読む文章 —
☆ ☆ ☆
1885年(明治18年)古賀辰四郎さんが尖閣諸島での事業のため沖縄県に借地の請求を行った。一方内務省は沖縄県に尖閣調査を命令、沖縄県令が慎重な調査を要請する。
1885年11月、沖縄県令は「清国との関係なきにしもあらず」と調査報告する。
1893年(明治26年)沖縄県知事が国標を立てることを要請する
1895年 日清戦争勃発
1895年1月 日本政府が尖閣諸島の沖縄県への編入を非公開で閣議決定、日本領とした。周辺国への通告なし。
1895年4月 日清講和条約 清国が台湾・澎湖諸島を日本に割譲
      6月 古賀辰四郎が「官有地拝借願」を内務省に提出
1896年(明治28年) 日本政府が古賀に30年の無償貸与を許可
1918年(大正7年)古賀辰四郎死去、息子・善治郎が継承する。
1920年 中華民国の駐長崎領事から福建省も漁民救護に感謝状が贈られる。その感謝状に「日本帝国八重山郡尖閣列島」と明記されていた。
1932年(昭和7年)魚釣島、久場島、南小島、北小島を古賀に払い下げる。
1940年(昭和15年) 古賀が事業継続を断念、尖閣諸島は無人島になる
1945年 日本、ポツダム宣言を受諾す。
1946年 GHQ覚書667号「若干の外郭地域を政治上、行政上日本から分離に関する覚書」により尖閣列島を含む南西諸島の施政権が連合国へ
1852年(昭和27年)4月日本国との平和条約発効、米国の市政下に置かれ、米軍が大正島(赤尾嶼)と久場島を射撃場として使用する。
1953年 中国人民日報が尖閣諸島と表記して沖縄を構成する一部と紹介する。
1965年 北京の地図出版会社が「世界地図集」で日本領として尖閣諸島を表記する。
☆ ☆ ☆
元の情報 —
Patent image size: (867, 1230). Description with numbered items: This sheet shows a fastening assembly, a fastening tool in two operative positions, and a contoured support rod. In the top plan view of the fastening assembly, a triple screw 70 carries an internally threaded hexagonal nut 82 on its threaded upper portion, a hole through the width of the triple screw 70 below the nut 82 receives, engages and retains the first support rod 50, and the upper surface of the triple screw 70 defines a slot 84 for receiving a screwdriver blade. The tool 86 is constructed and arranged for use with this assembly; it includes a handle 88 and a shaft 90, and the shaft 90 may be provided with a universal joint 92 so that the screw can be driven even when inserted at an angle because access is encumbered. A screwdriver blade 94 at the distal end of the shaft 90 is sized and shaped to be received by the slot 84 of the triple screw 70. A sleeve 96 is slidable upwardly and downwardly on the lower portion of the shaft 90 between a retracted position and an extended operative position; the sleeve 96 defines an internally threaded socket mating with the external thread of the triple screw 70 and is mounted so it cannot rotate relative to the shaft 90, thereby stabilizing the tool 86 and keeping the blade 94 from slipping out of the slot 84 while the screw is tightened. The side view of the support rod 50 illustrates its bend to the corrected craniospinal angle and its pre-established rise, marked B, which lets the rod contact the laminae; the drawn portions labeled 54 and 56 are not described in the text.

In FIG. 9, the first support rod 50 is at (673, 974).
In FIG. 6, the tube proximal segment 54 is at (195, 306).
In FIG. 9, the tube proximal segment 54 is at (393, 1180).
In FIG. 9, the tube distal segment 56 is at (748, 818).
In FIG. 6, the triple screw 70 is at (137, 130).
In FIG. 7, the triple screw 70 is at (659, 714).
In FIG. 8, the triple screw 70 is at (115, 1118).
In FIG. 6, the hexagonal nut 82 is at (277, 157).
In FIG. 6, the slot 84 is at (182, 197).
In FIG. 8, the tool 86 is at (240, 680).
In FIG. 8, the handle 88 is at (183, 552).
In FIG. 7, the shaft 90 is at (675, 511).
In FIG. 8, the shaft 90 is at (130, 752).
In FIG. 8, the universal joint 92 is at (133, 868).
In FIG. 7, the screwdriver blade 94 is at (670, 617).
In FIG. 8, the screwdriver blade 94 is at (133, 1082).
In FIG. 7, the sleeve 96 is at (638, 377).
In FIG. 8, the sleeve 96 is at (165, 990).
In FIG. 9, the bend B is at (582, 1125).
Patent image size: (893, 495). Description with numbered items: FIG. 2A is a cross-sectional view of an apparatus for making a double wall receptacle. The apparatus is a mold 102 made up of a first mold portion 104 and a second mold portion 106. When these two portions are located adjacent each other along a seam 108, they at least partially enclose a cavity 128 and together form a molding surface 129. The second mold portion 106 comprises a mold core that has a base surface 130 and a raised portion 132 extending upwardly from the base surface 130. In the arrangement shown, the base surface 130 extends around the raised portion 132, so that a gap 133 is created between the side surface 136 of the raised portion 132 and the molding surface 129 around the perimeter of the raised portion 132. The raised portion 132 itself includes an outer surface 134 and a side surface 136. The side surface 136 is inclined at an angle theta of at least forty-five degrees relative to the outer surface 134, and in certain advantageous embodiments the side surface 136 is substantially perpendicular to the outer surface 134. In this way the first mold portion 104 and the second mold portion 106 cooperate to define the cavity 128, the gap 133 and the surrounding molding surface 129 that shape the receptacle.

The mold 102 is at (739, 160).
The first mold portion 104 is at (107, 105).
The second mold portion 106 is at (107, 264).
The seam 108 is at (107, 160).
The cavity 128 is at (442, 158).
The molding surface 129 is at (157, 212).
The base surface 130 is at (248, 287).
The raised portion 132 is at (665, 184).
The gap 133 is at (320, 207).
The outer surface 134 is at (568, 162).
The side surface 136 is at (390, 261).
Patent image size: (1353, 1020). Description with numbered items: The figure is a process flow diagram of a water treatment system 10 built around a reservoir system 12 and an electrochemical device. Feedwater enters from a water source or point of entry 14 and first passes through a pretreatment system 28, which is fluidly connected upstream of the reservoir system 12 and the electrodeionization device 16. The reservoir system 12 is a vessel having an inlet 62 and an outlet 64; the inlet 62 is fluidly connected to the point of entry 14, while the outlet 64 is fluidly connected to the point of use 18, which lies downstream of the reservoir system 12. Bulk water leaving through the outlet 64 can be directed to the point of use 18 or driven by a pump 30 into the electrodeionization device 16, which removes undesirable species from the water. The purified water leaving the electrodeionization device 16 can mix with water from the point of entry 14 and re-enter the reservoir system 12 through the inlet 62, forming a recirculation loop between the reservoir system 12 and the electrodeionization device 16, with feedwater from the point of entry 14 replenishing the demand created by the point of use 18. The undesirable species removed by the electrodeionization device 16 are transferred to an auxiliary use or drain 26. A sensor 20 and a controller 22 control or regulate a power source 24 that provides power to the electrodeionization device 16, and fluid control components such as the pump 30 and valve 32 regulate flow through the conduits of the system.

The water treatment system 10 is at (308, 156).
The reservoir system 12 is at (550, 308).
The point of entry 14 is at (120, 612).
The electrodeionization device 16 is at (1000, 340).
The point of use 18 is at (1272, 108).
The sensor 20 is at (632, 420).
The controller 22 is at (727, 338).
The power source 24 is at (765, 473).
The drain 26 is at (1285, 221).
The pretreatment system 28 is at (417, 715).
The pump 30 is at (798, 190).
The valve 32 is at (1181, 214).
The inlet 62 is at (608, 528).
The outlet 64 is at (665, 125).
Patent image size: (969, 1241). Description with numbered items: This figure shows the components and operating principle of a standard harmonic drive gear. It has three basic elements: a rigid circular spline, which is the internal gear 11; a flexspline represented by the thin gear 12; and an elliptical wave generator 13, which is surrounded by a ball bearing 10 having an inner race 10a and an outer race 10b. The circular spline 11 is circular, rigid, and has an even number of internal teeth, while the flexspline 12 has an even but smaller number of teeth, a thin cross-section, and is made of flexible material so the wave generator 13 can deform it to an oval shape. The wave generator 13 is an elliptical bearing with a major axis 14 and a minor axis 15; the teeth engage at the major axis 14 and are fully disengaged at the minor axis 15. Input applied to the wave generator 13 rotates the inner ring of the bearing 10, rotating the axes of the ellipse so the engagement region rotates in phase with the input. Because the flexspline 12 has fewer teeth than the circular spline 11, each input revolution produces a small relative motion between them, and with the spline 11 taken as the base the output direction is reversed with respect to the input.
☆ ☆ ☆
やること — 尖閣諸島の年表から、「1885年(明治18年)古賀」で始まり「1918年(大正7年)古賀辰四郎死去、息子・善治郎が継承する。」で終わる部分を、一字も変えずに抜き出してください。

書いた答え —
1885年(明治18年)古賀辰四郎さんが尖閣諸島での事業のため沖縄県に借地の請求を行った。一方内務省は沖縄県に尖閣調査を命令、沖縄県令が慎重な調査を要請する。
1885年11月、沖縄県令は「清国との関係なきにしもあらず」と調査報告する。
1893年(明治26年)沖縄県知事が国標を立てることを要請する
1895年 日清戦争勃発
1895年1月 日本政府が尖閣諸島の沖縄県への編入を非公開で閣議決定、日本領とした。周辺国への通告なし。
1895年4月 日清講和条約 清国が台湾・澎湖諸島を日本に割譲
      6月 古賀辰四郎が「官有地拝借願」を内務省に提出
1896年(明治28年) 日本政府が古賀に30年の無償貸与を許可
1918年(大正7年)古賀辰四郎死去、息子・善治郎が継承する。